__Exercise prompt__: Set down, word for word, the lines below from the one with "I need the location" up to and including the one with "note-item[interactable]: Note 3". Omit the pictures.

__Provided records__:

[Begin]

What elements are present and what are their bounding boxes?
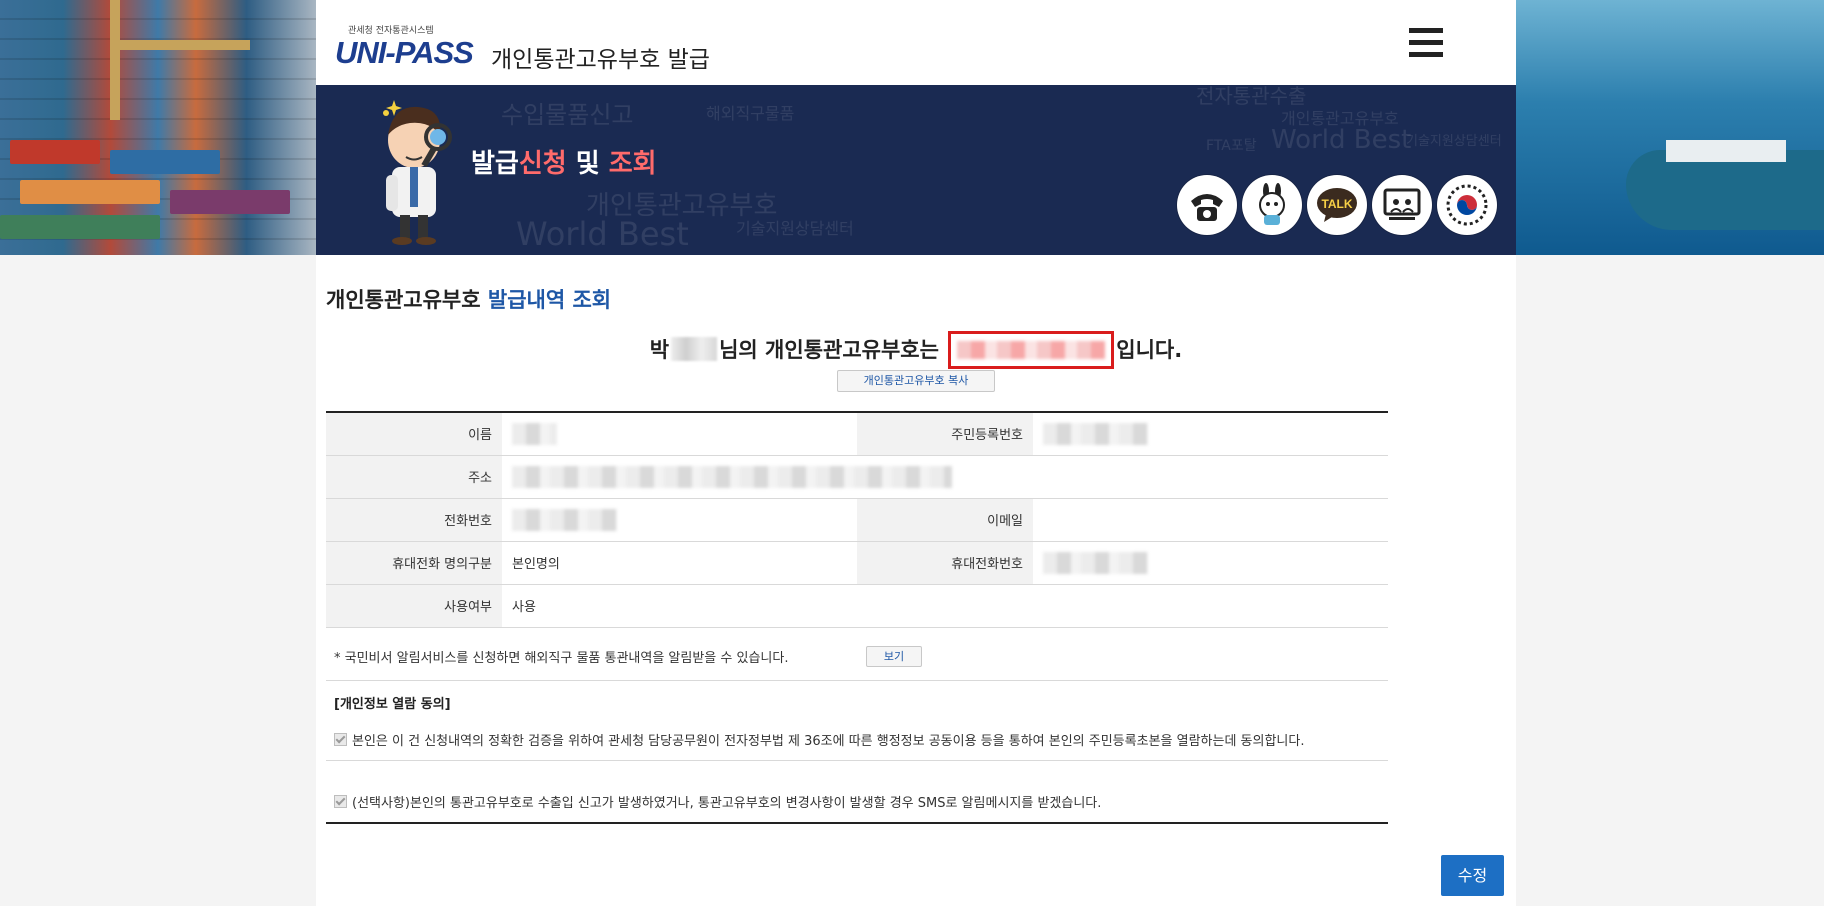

[End]
[Begin]

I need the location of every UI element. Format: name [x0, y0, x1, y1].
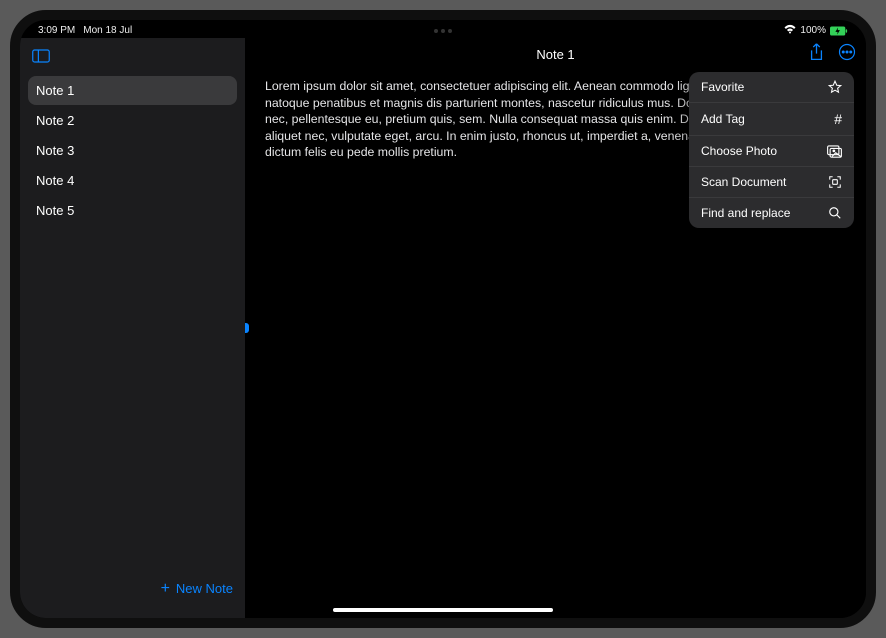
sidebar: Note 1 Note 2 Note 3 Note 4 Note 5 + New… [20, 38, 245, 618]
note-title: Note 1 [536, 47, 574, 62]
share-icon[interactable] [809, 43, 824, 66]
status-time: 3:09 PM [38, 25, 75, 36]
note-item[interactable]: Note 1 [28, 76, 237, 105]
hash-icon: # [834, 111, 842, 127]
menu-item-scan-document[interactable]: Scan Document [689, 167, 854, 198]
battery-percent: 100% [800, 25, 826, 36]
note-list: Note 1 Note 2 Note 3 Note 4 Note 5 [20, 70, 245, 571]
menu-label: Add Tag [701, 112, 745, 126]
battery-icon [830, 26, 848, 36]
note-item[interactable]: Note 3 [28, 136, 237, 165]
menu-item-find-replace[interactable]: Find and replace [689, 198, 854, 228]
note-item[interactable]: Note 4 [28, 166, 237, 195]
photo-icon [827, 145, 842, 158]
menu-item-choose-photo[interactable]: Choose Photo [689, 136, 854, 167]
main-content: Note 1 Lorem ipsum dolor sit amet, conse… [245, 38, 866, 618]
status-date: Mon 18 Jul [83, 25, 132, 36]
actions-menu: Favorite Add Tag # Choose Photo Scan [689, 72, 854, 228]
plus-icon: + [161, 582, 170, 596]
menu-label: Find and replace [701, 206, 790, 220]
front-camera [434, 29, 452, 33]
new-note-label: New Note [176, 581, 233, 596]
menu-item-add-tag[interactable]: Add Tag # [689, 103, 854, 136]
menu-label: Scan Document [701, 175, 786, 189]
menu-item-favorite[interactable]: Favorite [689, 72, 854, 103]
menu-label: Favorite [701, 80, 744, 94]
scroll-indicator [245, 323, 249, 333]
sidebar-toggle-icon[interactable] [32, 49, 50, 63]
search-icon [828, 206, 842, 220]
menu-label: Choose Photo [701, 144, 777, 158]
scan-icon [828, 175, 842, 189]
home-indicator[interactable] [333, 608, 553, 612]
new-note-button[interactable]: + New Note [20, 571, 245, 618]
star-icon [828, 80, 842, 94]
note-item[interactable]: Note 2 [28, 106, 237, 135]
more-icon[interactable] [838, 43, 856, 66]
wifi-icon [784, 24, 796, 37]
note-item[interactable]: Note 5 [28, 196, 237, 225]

[End]

__Written response__:
I need the location of every UI element. Format: name [x0, y0, x1, y1].
sidebar: Note 1 Note 2 Note 3 Note 4 Note 5 + New… [20, 38, 245, 618]
note-title: Note 1 [536, 47, 574, 62]
share-icon[interactable] [809, 43, 824, 66]
status-time: 3:09 PM [38, 25, 75, 36]
note-item[interactable]: Note 1 [28, 76, 237, 105]
hash-icon: # [834, 111, 842, 127]
menu-item-scan-document[interactable]: Scan Document [689, 167, 854, 198]
battery-percent: 100% [800, 25, 826, 36]
note-list: Note 1 Note 2 Note 3 Note 4 Note 5 [20, 70, 245, 571]
menu-label: Add Tag [701, 112, 745, 126]
battery-icon [830, 26, 848, 36]
note-item[interactable]: Note 3 [28, 136, 237, 165]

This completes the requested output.